**Description of the task:** Without the pictures, write out all the lines below exactly as they appear.
-*-*-
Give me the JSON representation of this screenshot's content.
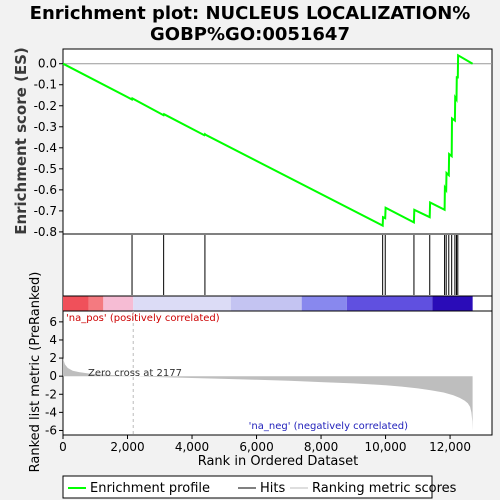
{
  "title_line1": "Enrichment plot: NUCLEUS LOCALIZATION%",
  "title_line2": "GOBP%GO:0051647",
  "colors": {
    "es_line": "#00ff00",
    "hit": "#000000",
    "ranked_fill": "#bebebe",
    "pos_label": "#cc0000",
    "neg_label": "#2222bb",
    "zero_line": "#999999"
  },
  "chart_data": [
    {
      "type": "line",
      "name": "enrichment-score",
      "ylabel": "Enrichment score (ES)",
      "ylim": [
        -0.81,
        0.07
      ],
      "xlim": [
        0,
        13300
      ],
      "yticks": [
        0.0,
        -0.1,
        -0.2,
        -0.3,
        -0.4,
        -0.5,
        -0.6,
        -0.7,
        -0.8
      ],
      "ytick_labels": [
        "0.0",
        "-0.1",
        "-0.2",
        "-0.3",
        "-0.4",
        "-0.5",
        "-0.6",
        "-0.7",
        "-0.8"
      ],
      "series": [
        {
          "x": [
            0,
            2140,
            2150,
            3120,
            3130,
            4380,
            4400,
            4420,
            9910,
            9920,
            9990,
            10000,
            10880,
            10890,
            11370,
            11380,
            11830,
            11840,
            11880,
            11890,
            11960,
            11970,
            12050,
            12060,
            12150,
            12160,
            12200,
            12210,
            12240,
            12250,
            12700
          ],
          "y": [
            0.0,
            -0.17,
            -0.165,
            -0.245,
            -0.24,
            -0.34,
            -0.335,
            -0.338,
            -0.77,
            -0.73,
            -0.735,
            -0.685,
            -0.755,
            -0.695,
            -0.73,
            -0.66,
            -0.695,
            -0.59,
            -0.6,
            -0.52,
            -0.53,
            -0.43,
            -0.44,
            -0.26,
            -0.27,
            -0.16,
            -0.17,
            -0.06,
            -0.07,
            0.04,
            0.0
          ]
        }
      ]
    },
    {
      "type": "hits",
      "name": "gene-set-hits",
      "positions": [
        2140,
        3120,
        4400,
        9910,
        9990,
        10880,
        11370,
        11830,
        11880,
        11960,
        12050,
        12150,
        12200,
        12240
      ]
    },
    {
      "type": "heatmap",
      "name": "rank-color-bar",
      "segments": [
        {
          "from": 0,
          "to": 800,
          "color": "#f0505a"
        },
        {
          "from": 800,
          "to": 1250,
          "color": "#f47a80"
        },
        {
          "from": 1250,
          "to": 2177,
          "color": "#f6bcd4"
        },
        {
          "from": 2177,
          "to": 5200,
          "color": "#dcdcf6"
        },
        {
          "from": 5200,
          "to": 7400,
          "color": "#c4c4f2"
        },
        {
          "from": 7400,
          "to": 8800,
          "color": "#8888ee"
        },
        {
          "from": 8800,
          "to": 11450,
          "color": "#6050e0"
        },
        {
          "from": 11450,
          "to": 12700,
          "color": "#2a0cb8"
        }
      ]
    },
    {
      "type": "area",
      "name": "ranked-list-metric",
      "xlabel": "Rank in Ordered Dataset",
      "ylabel": "Ranked list metric (PreRanked)",
      "ylim": [
        -6.5,
        7.2
      ],
      "xlim": [
        0,
        13300
      ],
      "xticks": [
        0,
        2000,
        4000,
        6000,
        8000,
        10000,
        12000
      ],
      "xtick_labels": [
        "0",
        "2,000",
        "4,000",
        "6,000",
        "8,000",
        "10,000",
        "12,000"
      ],
      "yticks": [
        6,
        4,
        2,
        0,
        -2,
        -4,
        -6
      ],
      "ytick_labels": [
        "6",
        "4",
        "2",
        "0",
        "-2",
        "-4",
        "-6"
      ],
      "zero_cross": 2177,
      "x": [
        0,
        60,
        150,
        300,
        500,
        800,
        1200,
        1700,
        2177,
        3000,
        4000,
        5000,
        6000,
        7000,
        8000,
        9000,
        10000,
        10500,
        11000,
        11400,
        11800,
        12100,
        12300,
        12450,
        12550,
        12620,
        12660,
        12690,
        12700
      ],
      "values": [
        2.0,
        1.3,
        0.9,
        0.6,
        0.45,
        0.3,
        0.18,
        0.08,
        0.0,
        -0.1,
        -0.2,
        -0.3,
        -0.4,
        -0.5,
        -0.65,
        -0.8,
        -1.0,
        -1.15,
        -1.35,
        -1.55,
        -1.8,
        -2.1,
        -2.4,
        -2.7,
        -3.0,
        -3.4,
        -4.0,
        -5.0,
        -6.0
      ]
    }
  ],
  "annotations": {
    "pos_label": "'na_pos' (positively correlated)",
    "neg_label": "'na_neg' (negatively correlated)",
    "zero_cross": "Zero cross at 2177"
  },
  "legend": {
    "items": [
      {
        "label": "Enrichment profile",
        "color": "#00ff00",
        "kind": "line"
      },
      {
        "label": "Hits",
        "color": "#000000",
        "kind": "line"
      },
      {
        "label": "Ranking metric scores",
        "color": "#bebebe",
        "kind": "line"
      }
    ]
  }
}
-*-*-
**Result:**
Give me the JSON representation of this screenshot's content.
{
  "title_line1": "Enrichment plot: NUCLEUS LOCALIZATION%",
  "title_line2": "GOBP%GO:0051647",
  "colors": {
    "es_line": "#00ff00",
    "hit": "#000000",
    "ranked_fill": "#bebebe",
    "pos_label": "#cc0000",
    "neg_label": "#2222bb",
    "zero_line": "#999999"
  },
  "chart_data": [
    {
      "type": "line",
      "name": "enrichment-score",
      "ylabel": "Enrichment score (ES)",
      "ylim": [
        -0.81,
        0.07
      ],
      "xlim": [
        0,
        13300
      ],
      "yticks": [
        0.0,
        -0.1,
        -0.2,
        -0.3,
        -0.4,
        -0.5,
        -0.6,
        -0.7,
        -0.8
      ],
      "ytick_labels": [
        "0.0",
        "-0.1",
        "-0.2",
        "-0.3",
        "-0.4",
        "-0.5",
        "-0.6",
        "-0.7",
        "-0.8"
      ],
      "series": [
        {
          "x": [
            0,
            2140,
            2150,
            3120,
            3130,
            4380,
            4400,
            4420,
            9910,
            9920,
            9990,
            10000,
            10880,
            10890,
            11370,
            11380,
            11830,
            11840,
            11880,
            11890,
            11960,
            11970,
            12050,
            12060,
            12150,
            12160,
            12200,
            12210,
            12240,
            12250,
            12700
          ],
          "y": [
            0.0,
            -0.17,
            -0.165,
            -0.245,
            -0.24,
            -0.34,
            -0.335,
            -0.338,
            -0.77,
            -0.73,
            -0.735,
            -0.685,
            -0.755,
            -0.695,
            -0.73,
            -0.66,
            -0.695,
            -0.59,
            -0.6,
            -0.52,
            -0.53,
            -0.43,
            -0.44,
            -0.26,
            -0.27,
            -0.16,
            -0.17,
            -0.06,
            -0.07,
            0.04,
            0.0
          ]
        }
      ]
    },
    {
      "type": "hits",
      "name": "gene-set-hits",
      "positions": [
        2140,
        3120,
        4400,
        9910,
        9990,
        10880,
        11370,
        11830,
        11880,
        11960,
        12050,
        12150,
        12200,
        12240
      ]
    },
    {
      "type": "heatmap",
      "name": "rank-color-bar",
      "segments": [
        {
          "from": 0,
          "to": 800,
          "color": "#f0505a"
        },
        {
          "from": 800,
          "to": 1250,
          "color": "#f47a80"
        },
        {
          "from": 1250,
          "to": 2177,
          "color": "#f6bcd4"
        },
        {
          "from": 2177,
          "to": 5200,
          "color": "#dcdcf6"
        },
        {
          "from": 5200,
          "to": 7400,
          "color": "#c4c4f2"
        },
        {
          "from": 7400,
          "to": 8800,
          "color": "#8888ee"
        },
        {
          "from": 8800,
          "to": 11450,
          "color": "#6050e0"
        },
        {
          "from": 11450,
          "to": 12700,
          "color": "#2a0cb8"
        }
      ]
    },
    {
      "type": "area",
      "name": "ranked-list-metric",
      "xlabel": "Rank in Ordered Dataset",
      "ylabel": "Ranked list metric (PreRanked)",
      "ylim": [
        -6.5,
        7.2
      ],
      "xlim": [
        0,
        13300
      ],
      "xticks": [
        0,
        2000,
        4000,
        6000,
        8000,
        10000,
        12000
      ],
      "xtick_labels": [
        "0",
        "2,000",
        "4,000",
        "6,000",
        "8,000",
        "10,000",
        "12,000"
      ],
      "yticks": [
        6,
        4,
        2,
        0,
        -2,
        -4,
        -6
      ],
      "ytick_labels": [
        "6",
        "4",
        "2",
        "0",
        "-2",
        "-4",
        "-6"
      ],
      "zero_cross": 2177,
      "x": [
        0,
        60,
        150,
        300,
        500,
        800,
        1200,
        1700,
        2177,
        3000,
        4000,
        5000,
        6000,
        7000,
        8000,
        9000,
        10000,
        10500,
        11000,
        11400,
        11800,
        12100,
        12300,
        12450,
        12550,
        12620,
        12660,
        12690,
        12700
      ],
      "values": [
        2.0,
        1.3,
        0.9,
        0.6,
        0.45,
        0.3,
        0.18,
        0.08,
        0.0,
        -0.1,
        -0.2,
        -0.3,
        -0.4,
        -0.5,
        -0.65,
        -0.8,
        -1.0,
        -1.15,
        -1.35,
        -1.55,
        -1.8,
        -2.1,
        -2.4,
        -2.7,
        -3.0,
        -3.4,
        -4.0,
        -5.0,
        -6.0
      ]
    }
  ],
  "annotations": {
    "pos_label": "'na_pos' (positively correlated)",
    "neg_label": "'na_neg' (negatively correlated)",
    "zero_cross": "Zero cross at 2177"
  },
  "legend": {
    "items": [
      {
        "label": "Enrichment profile",
        "color": "#00ff00",
        "kind": "line"
      },
      {
        "label": "Hits",
        "color": "#000000",
        "kind": "line"
      },
      {
        "label": "Ranking metric scores",
        "color": "#bebebe",
        "kind": "line"
      }
    ]
  }
}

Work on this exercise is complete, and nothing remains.